PASSAGE FOR REVIEW
Be very cautious about donating your money to any thing or any one these days. Greed knows no bounds.

That is what you get in an unregulated world. I dont know about the US, but in Denmark charities have to be registered and controlled every year by the tax man to verify that they are not breaking the rules set out for their tax exemption and registration.
 
A Charity, like a Church is a business that somebody opens. Charities don't appear spontaneously due to human outcry - they are planned out exactly as any business would be including the expected reward for those who are going to put in the effort to get it started.

I'll go out on a limb and opinionate™ that only 10% of all the charities that register each year have any kind of a care about anything beyond their own success. Sure, there are some (Salvation Army is a good example) that are way on the up and up, pay their management a salary that reflects a true charity and spends most of their money doing the good deed thingy. Researching charities can be very enlightening.

We donated to the Salvation Army for many years. We also donated to a group of volunteer doctors named "Operation Smile" to pay for a group of trained professionals to do surgical procedures to children with cleft palates and/or hare lip at no cost to them. The local Salvation Army was caught misusing donated funds and the Operation Smile organization hired a million dollar a year Asian CEO. Since then we've donated little to anyone except UNICEF.
 
I used to give to local charities that called me, but then I researched them and found out that they were mostly administrative costs.

Likewise, I gave a small donation to my alma mater. It was followed by a barage of glossy mail and phone calls that more than ate up the donation. I told them to stop wasting the money; they agreed, and then kept it up anyway. Now I just don't answer, or I inform them that I don't give over the phone.
 
I used to give to local charities that called me, but then I researched them and found out that they were mostly administrative costs.

Likewise, I gave a small donation to my alma mater. It was followed by a barage of glossy mail and phone calls that more than ate up the donation. I told them to stop wasting the money; they agreed, and then kept it up anyway. Now I just don't answer, or I inform them that I don't give over the phone.

SUPPLIED ENTRIES

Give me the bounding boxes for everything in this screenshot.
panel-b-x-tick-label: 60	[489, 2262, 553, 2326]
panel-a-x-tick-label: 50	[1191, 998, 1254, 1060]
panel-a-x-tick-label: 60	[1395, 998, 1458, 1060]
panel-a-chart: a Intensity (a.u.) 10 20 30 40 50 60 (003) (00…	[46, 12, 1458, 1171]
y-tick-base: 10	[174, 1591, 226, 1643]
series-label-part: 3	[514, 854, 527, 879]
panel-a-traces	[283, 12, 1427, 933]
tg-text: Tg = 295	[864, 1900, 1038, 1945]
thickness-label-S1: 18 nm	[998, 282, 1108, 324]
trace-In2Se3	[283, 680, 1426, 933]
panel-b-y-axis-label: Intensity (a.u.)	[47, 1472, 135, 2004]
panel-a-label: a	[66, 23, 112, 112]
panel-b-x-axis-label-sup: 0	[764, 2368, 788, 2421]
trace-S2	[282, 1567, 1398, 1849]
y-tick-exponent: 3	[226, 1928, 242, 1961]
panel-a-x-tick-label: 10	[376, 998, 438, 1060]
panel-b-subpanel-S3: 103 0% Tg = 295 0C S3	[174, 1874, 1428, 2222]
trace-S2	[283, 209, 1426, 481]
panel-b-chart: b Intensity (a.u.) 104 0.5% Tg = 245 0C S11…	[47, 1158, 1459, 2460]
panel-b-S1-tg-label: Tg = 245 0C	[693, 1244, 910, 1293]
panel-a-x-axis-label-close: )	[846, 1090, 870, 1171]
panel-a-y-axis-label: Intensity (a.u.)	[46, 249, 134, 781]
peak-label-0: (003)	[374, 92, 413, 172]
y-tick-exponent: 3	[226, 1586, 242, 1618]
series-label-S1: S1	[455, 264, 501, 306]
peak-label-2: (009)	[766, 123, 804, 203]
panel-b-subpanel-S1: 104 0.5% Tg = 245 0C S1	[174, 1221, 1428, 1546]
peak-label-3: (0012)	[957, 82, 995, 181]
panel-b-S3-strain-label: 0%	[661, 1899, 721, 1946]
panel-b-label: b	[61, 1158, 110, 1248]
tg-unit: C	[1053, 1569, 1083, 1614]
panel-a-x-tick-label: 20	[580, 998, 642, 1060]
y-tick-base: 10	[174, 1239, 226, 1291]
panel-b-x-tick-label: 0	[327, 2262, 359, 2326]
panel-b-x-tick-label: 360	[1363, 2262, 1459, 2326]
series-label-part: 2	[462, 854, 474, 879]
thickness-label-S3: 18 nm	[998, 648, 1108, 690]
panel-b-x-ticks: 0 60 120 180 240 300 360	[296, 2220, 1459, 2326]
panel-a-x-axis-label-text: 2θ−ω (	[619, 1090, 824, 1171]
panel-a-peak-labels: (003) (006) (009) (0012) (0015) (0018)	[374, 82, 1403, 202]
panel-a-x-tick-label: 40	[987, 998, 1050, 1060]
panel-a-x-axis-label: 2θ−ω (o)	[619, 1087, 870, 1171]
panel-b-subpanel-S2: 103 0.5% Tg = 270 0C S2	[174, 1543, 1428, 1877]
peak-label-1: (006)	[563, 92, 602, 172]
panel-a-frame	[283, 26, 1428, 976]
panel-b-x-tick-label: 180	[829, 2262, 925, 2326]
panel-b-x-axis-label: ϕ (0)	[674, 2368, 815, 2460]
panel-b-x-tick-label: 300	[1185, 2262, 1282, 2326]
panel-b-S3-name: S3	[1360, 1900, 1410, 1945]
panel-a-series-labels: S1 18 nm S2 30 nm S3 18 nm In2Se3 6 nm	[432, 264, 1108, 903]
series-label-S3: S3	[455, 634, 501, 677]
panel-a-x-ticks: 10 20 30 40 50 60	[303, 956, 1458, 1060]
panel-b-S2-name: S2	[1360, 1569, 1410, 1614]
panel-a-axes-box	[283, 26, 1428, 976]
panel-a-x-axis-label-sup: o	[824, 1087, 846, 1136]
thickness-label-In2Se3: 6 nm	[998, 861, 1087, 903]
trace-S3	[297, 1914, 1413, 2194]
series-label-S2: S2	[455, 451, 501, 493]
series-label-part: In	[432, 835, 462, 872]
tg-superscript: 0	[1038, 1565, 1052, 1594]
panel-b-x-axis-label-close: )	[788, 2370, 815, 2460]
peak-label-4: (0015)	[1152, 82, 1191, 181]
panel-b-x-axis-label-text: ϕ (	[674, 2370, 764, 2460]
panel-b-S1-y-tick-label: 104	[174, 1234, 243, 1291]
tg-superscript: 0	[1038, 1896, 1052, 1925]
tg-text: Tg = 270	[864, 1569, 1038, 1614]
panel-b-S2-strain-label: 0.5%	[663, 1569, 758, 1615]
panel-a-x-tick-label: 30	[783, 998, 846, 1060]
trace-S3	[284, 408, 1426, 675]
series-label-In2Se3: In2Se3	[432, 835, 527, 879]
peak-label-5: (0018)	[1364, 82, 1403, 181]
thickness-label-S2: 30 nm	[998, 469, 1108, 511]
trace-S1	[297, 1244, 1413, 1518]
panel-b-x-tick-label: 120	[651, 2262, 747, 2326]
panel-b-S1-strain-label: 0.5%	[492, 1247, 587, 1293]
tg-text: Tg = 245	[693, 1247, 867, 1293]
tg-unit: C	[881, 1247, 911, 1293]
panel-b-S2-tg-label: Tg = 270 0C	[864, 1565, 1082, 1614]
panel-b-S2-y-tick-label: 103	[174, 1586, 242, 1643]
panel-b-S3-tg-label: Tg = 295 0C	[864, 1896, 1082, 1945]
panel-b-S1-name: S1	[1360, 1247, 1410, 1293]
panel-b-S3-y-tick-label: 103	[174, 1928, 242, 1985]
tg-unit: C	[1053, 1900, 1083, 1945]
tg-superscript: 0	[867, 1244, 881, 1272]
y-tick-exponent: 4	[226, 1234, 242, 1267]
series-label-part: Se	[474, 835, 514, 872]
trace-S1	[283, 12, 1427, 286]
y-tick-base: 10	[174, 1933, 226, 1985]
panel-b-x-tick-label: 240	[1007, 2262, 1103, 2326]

ASSIGNED TASK A
Do these statements agree with the charity discussion? Answer yes or no for each, and quote the words from the text that decide it.
(i) In Denmark, charities are checked every year by the tax authorities.
(ii) Operation Smile charged the children's families for the surgical procedures.
(iii) After the Salvation Army and Operation Smile problems, the writer gave little to anyone except UNICEF.
ASSIGNED TASK B
Answer these questions from the charity discussion:
(i) What share of the charities that register each year does the writer guess care about anything beyond their own success?
(ii) Which conditions did the Operation Smile surgeons treat in children?
(iii) What did the writer find out about the local charities that had called?
ASSIGNED TASK C
Carry on the charity discussion from where it stops.

EXERCISE RESPONSE A
(i) Yes: "in Denmark charities have to be registered and controlled every year by the tax man"
(ii) No: "at no cost to them"
(iii) Yes: "Since then we've donated little to anyone except UNICEF."

EXERCISE RESPONSE B
(i) Only 10%.
(ii) Cleft palates and/or hare lip.
(iii) They were mostly administrative costs.

EXERCISE RESPONSE C
I know exactly what you mean. Over the last 20 or so years periodically a friend or old acquantance has died and several have requested that instead of flowers they would like to help certain charities. We usually send about what we would have spent on a floral arrangement. So help me we still get flyers or pamphlets from some as far back as 10-15 years. I know they've more than spent what we originally contributed to their cause and their mail keeps showing up.
 
I know exactly what you mean. Over the last 20 or so years periodically a friend or old acquantance has died and several have requested that instead of flowers they would like to help certain charities. We usually send about what we would have spent on a floral arrangement. So help me we still get flyers or pamphlets from some as far back as 10-15 years. I know they've more than spent what we originally contributed to their cause and their mail keeps showing up.

yep, it's a real waste. i understand the reasoning, but it just seems a better idea not to send hundreds of dollars in mail to someone who donated forty bucks.
 
One of many reasons I give of my time, knowledge and labor, rather than cash.

St. Judes is about the only place I send a check.
 
One of many reasons I give of my time, knowledge and labor, rather than cash.

St. Judes is about the only place I send a check.

Small world...my dad's last wishes stated that any memorials be mailed to St. Judes at Memphis, TN
 
Small world...my dad's last wishes stated that any memorials be mailed to St. Judes at Memphis, TN

I looked at the link that was posted and though I would have like to see a better efficiency rating, I know way too many people who have ended up at St. Judes, and they have said nothing but the best things about them. Sometimes, you just can't put a 'rating' on that.